■ **Your task**
Set down each record below precisely, skipping the pictures.

(Extracted records)
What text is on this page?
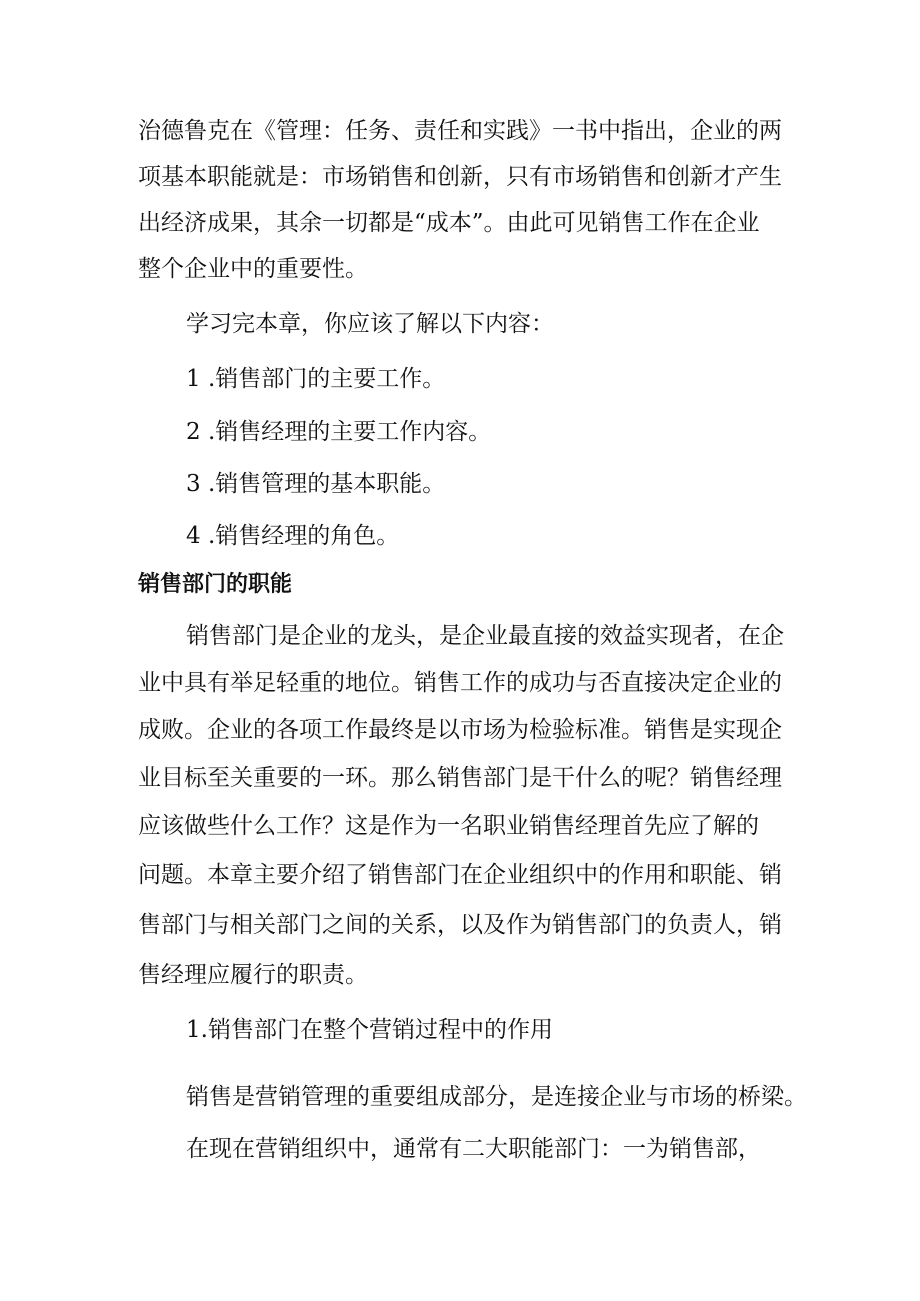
治德鲁克在《管理：任务、责任和实践》一书中指出，企业的两

项基本职能就是：市场销售和创新，只有市场销售和创新才产生

出经济成果，其余一切都是“成本”。由此可见销售工作在企业

整个企业中的重要性。

学习完本章，你应该了解以下内容：

1 .销售部门的主要工作。

2 .销售经理的主要工作内容。

3 .销售管理的基本职能。

4 .销售经理的角色。

销售部门的职能

销售部门是企业的龙头，是企业最直接的效益实现者，在企

业中具有举足轻重的地位。销售工作的成功与否直接决定企业的

成败。企业的各项工作最终是以市场为检验标准。销售是实现企

业目标至关重要的一环。那么销售部门是干什么的呢？销售经理

应该做些什么工作？这是作为一名职业销售经理首先应了解的

问题。本章主要介绍了销售部门在企业组织中的作用和职能、销

售部门与相关部门之间的关系，以及作为销售部门的负责人，销

售经理应履行的职责。

1.销售部门在整个营销过程中的作用

销售是营销管理的重要组成部分，是连接企业与市场的桥梁。

在现在营销组织中，通常有二大职能部门：一为销售部，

■ **Written answer**
What text is on this page?
治德鲁克在《管理：任务、责任和实践》一书中指出，企业的两

项基本职能就是：市场销售和创新，只有市场销售和创新才产生

出经济成果，其余一切都是“成本”。由此可见销售工作在企业

整个企业中的重要性。

学习完本章，你应该了解以下内容：

1 .销售部门的主要工作。

2 .销售经理的主要工作内容。

3 .销售管理的基本职能。

4 .销售经理的角色。

销售部门的职能

销售部门是企业的龙头，是企业最直接的效益实现者，在企

业中具有举足轻重的地位。销售工作的成功与否直接决定企业的

成败。企业的各项工作最终是以市场为检验标准。销售是实现企

业目标至关重要的一环。那么销售部门是干什么的呢？销售经理

应该做些什么工作？这是作为一名职业销售经理首先应了解的

问题。本章主要介绍了销售部门在企业组织中的作用和职能、销

售部门与相关部门之间的关系，以及作为销售部门的负责人，销

售经理应履行的职责。

1.销售部门在整个营销过程中的作用

销售是营销管理的重要组成部分，是连接企业与市场的桥梁。

在现在营销组织中，通常有二大职能部门：一为销售部，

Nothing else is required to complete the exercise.